• _Recorded information_:

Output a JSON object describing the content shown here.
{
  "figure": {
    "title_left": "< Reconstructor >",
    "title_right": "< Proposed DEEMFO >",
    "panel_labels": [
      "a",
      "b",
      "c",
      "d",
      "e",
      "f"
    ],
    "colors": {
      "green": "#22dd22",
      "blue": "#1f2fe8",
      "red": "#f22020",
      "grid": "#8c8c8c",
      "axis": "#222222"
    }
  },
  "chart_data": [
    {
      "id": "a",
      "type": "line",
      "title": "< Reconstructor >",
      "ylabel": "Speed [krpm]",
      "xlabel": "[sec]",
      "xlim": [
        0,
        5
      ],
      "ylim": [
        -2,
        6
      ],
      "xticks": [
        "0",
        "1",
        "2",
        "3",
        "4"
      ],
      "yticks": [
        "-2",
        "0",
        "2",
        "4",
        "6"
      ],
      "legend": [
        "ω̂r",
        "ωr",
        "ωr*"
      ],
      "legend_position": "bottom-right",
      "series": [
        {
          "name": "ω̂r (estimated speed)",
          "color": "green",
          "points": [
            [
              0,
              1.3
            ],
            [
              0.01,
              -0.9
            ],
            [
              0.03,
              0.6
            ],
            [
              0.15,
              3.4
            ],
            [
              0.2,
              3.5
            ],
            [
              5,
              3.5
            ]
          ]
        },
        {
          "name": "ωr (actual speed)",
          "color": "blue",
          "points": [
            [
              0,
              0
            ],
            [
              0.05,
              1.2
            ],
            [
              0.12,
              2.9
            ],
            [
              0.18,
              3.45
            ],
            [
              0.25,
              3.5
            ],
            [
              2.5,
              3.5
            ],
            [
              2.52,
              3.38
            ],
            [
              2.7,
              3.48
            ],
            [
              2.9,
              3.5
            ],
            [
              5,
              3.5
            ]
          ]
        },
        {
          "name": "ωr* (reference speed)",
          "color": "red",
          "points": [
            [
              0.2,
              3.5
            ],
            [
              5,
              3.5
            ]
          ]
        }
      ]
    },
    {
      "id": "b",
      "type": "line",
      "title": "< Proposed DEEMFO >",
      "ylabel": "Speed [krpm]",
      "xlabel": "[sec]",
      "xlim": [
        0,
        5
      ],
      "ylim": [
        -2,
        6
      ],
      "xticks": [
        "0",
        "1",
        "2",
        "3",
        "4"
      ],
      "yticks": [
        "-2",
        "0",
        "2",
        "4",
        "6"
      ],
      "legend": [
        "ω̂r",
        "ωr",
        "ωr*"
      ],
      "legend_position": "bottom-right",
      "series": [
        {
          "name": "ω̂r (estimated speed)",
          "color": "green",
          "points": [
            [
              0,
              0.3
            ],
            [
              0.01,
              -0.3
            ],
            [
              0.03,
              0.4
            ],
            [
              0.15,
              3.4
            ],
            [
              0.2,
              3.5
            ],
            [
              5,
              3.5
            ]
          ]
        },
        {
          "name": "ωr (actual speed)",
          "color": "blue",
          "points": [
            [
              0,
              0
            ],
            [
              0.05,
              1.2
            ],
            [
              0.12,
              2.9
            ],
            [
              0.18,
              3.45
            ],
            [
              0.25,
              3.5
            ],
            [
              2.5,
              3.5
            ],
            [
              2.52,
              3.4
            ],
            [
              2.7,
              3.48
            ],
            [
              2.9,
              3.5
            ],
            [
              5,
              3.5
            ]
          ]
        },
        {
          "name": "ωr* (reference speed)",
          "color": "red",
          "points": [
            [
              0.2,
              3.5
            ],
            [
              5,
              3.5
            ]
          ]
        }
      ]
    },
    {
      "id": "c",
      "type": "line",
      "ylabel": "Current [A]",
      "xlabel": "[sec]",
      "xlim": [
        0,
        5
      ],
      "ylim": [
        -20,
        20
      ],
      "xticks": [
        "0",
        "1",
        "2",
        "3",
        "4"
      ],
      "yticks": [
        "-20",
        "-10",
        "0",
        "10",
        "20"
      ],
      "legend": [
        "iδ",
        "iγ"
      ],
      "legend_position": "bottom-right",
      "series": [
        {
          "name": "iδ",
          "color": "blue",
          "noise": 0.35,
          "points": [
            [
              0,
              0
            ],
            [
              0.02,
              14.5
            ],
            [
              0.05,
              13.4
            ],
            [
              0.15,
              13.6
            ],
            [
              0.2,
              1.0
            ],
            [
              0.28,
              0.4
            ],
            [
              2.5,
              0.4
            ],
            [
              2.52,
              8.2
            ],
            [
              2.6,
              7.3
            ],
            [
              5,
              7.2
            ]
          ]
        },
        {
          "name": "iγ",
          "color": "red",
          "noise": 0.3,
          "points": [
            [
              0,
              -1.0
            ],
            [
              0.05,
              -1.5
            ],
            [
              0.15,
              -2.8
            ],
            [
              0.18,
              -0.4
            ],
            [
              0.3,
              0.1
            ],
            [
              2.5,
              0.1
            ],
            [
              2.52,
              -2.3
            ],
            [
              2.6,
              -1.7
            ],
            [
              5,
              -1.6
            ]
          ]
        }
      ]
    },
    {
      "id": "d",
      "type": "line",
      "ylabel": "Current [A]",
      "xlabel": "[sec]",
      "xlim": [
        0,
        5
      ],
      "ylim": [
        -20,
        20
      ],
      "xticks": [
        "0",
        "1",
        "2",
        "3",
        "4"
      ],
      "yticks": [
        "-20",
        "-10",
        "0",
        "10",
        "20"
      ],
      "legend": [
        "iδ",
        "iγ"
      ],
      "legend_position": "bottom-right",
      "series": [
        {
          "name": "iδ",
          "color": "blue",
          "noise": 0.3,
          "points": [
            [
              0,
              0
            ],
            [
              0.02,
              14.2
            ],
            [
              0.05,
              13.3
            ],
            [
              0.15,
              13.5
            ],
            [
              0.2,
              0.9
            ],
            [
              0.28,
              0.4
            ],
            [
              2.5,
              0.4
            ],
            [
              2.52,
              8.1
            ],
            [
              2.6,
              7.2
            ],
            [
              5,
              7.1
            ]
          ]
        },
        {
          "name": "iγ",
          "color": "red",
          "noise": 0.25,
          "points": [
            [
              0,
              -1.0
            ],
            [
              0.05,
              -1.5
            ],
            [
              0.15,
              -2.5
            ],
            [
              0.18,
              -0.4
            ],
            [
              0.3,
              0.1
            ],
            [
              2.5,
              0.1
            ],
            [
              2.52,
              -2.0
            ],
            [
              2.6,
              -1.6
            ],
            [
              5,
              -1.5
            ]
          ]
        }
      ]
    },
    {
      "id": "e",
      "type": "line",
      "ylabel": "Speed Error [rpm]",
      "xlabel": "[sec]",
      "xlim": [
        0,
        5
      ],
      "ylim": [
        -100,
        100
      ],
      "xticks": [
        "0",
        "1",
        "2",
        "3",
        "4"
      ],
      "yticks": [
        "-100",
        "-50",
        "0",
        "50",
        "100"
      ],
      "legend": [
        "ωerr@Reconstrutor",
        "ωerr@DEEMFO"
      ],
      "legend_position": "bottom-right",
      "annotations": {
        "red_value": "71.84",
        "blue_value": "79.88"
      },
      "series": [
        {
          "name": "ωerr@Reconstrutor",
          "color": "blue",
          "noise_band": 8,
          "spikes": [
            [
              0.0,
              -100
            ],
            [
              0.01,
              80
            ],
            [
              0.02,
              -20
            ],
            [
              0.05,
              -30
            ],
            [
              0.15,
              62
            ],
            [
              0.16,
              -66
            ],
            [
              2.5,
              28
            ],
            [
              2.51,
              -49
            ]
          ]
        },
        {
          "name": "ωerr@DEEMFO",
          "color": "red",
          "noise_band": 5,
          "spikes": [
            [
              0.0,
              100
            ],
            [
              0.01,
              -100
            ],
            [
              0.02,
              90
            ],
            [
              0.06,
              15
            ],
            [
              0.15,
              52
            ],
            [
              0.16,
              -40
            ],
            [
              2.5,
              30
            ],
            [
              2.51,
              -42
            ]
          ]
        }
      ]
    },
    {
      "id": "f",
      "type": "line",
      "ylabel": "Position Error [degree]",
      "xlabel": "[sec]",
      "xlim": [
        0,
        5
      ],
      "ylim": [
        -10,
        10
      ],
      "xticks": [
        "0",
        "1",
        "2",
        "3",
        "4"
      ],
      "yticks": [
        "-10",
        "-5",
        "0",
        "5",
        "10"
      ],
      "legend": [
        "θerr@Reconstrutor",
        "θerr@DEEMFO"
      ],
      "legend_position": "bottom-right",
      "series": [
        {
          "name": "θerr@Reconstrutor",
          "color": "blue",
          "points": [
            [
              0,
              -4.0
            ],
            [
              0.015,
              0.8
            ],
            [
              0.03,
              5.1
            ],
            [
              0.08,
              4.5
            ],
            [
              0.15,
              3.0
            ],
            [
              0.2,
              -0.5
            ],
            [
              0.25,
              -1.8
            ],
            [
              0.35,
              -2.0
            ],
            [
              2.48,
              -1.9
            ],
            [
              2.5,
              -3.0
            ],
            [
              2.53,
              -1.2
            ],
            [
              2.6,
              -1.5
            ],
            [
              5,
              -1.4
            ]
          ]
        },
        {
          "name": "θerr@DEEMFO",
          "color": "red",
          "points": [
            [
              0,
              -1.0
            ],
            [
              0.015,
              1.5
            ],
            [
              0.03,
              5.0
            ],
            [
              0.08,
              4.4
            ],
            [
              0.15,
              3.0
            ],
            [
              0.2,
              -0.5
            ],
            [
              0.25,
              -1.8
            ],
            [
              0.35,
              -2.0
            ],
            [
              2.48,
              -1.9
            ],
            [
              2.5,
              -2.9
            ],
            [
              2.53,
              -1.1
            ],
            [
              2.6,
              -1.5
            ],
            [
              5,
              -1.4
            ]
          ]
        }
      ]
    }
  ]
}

• _What to work on_: Find every line above that contains the word "DEEMFO", and return each one.

• _Task output_:
    "title_right": "< Proposed DEEMFO >",
      "title": "< Proposed DEEMFO >",
        "ωerr@DEEMFO"
          "name": "ωerr@DEEMFO",
        "θerr@DEEMFO"
          "name": "θerr@DEEMFO",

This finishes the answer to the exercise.